▶ **What is needed**: Pull out from the material below all lines with "OTPs".

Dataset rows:
((

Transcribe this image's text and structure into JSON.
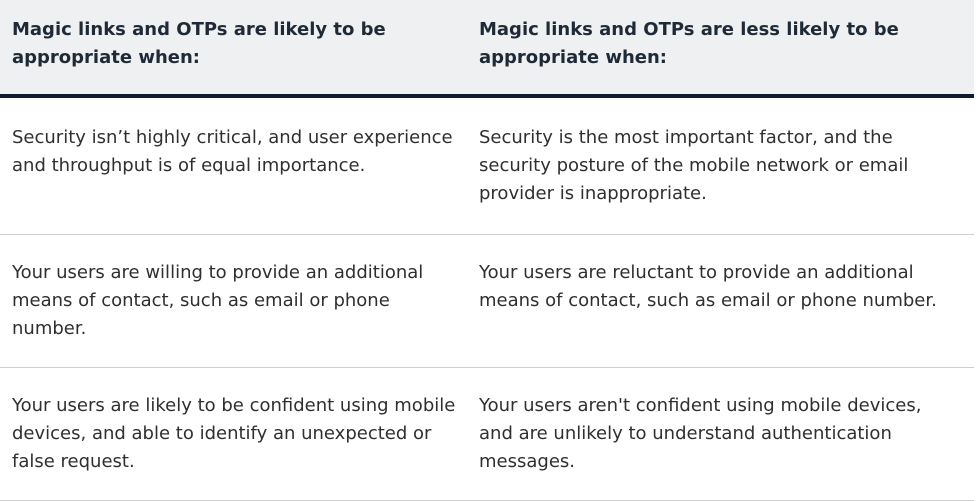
{
  "table": {
    "headers": [
      "Magic links and OTPs are likely to be appropriate when:",
      "Magic links and OTPs are less likely to be appropriate when:"
    ],
    "rows": [
      {
        "appropriate": "Security isn’t highly critical, and user experience and throughput is of equal importance.",
        "less_appropriate": "Security is the most important factor, and the security posture of the mobile network or email provider is inappropriate."
      },
      {
        "appropriate": "Your users are willing to provide an additional means of contact, such as email or phone number.",
        "less_appropriate": "Your users are reluctant to provide an additional means of contact, such as email or phone number."
      },
      {
        "appropriate": "Your users are likely to be confident using mobile devices, and able to identify an unexpected or false request.",
        "less_appropriate": "Your users aren't confident using mobile devices, and are unlikely to understand authentication messages."
      }
    ]
  },
  "colors": {
    "header_bg": "#eef0f2",
    "header_rule": "#111c33",
    "row_rule": "#cfcfcf"
  }
}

))

▶ **Complete response**:
      "Magic links and OTPs are likely to be appropriate when:",
      "Magic links and OTPs are less likely to be appropriate when:"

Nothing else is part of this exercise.